## WHAT IS NEEDED
Copy out each line featuring the string "name" from the entries beneath.
::: MATERIAL PROVIDED :::
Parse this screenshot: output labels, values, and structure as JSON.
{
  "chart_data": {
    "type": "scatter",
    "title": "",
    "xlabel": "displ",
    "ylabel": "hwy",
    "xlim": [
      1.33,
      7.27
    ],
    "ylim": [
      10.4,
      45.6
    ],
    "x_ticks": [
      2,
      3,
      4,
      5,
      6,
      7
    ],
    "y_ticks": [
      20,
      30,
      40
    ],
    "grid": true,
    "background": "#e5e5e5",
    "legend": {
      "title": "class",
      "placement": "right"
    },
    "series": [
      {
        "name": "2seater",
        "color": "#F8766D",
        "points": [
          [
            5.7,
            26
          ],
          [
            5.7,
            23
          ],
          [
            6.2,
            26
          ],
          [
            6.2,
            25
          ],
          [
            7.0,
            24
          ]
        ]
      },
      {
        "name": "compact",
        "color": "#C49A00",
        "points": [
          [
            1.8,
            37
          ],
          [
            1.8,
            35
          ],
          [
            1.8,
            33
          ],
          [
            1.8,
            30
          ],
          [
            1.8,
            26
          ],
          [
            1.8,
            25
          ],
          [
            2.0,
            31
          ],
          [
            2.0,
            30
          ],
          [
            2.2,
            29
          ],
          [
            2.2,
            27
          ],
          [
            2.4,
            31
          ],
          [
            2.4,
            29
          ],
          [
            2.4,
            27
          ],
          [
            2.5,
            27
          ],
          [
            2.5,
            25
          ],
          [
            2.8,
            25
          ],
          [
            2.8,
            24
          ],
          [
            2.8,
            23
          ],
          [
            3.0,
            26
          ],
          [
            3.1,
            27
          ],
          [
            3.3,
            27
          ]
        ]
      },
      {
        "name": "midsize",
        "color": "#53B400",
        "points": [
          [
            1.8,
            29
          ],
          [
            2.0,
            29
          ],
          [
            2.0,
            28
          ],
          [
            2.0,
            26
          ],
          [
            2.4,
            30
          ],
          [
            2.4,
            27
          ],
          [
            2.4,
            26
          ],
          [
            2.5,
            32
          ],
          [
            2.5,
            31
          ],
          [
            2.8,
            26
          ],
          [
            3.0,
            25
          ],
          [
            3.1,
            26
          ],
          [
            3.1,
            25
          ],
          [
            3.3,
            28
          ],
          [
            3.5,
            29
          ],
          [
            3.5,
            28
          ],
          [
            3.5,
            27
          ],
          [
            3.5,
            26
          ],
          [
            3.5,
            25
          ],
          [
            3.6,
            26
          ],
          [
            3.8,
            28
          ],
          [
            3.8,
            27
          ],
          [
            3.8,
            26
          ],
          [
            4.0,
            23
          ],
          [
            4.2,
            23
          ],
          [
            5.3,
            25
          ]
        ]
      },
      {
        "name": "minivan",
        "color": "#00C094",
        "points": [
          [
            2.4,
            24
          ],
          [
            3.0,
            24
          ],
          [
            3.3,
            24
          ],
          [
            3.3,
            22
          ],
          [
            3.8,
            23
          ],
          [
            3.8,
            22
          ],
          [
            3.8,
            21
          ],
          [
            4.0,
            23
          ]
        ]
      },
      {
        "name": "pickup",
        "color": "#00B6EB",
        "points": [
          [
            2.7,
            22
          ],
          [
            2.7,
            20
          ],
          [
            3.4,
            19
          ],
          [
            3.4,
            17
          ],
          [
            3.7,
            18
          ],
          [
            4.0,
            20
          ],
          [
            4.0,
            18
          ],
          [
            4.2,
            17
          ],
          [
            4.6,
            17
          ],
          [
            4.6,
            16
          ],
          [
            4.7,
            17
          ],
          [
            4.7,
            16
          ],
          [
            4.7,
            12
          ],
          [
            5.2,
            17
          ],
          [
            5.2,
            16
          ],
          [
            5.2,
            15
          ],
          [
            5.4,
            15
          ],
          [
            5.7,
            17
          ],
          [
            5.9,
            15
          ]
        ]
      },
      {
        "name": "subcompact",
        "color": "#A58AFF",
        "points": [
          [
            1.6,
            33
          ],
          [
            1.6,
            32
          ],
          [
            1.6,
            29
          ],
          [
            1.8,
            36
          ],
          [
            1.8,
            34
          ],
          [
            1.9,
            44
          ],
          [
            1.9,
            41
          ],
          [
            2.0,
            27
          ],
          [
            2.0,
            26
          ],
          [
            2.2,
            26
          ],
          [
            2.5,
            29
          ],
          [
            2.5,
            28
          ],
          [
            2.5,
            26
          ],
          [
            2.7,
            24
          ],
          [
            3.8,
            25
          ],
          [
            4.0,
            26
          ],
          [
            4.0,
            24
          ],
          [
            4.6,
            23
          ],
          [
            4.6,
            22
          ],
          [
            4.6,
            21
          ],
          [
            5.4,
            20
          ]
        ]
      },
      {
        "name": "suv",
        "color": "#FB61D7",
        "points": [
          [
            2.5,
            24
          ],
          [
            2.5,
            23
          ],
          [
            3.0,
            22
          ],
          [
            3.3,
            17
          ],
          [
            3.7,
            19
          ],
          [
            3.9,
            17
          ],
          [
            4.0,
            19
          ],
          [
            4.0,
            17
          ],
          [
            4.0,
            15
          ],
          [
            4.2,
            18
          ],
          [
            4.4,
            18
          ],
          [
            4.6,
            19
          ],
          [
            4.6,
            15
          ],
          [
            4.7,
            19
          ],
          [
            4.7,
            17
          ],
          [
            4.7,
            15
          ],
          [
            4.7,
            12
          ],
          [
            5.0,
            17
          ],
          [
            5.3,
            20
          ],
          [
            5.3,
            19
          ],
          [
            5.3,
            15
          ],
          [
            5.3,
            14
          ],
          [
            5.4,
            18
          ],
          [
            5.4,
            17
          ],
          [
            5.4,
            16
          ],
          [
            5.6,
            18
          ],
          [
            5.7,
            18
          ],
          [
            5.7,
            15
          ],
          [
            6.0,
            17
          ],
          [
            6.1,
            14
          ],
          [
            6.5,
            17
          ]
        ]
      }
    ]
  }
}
:::
## THE RESPONSE
        "name": "2seater",
        "name": "compact",
        "name": "midsize",
        "name": "minivan",
        "name": "pickup",
        "name": "subcompact",
        "name": "suv",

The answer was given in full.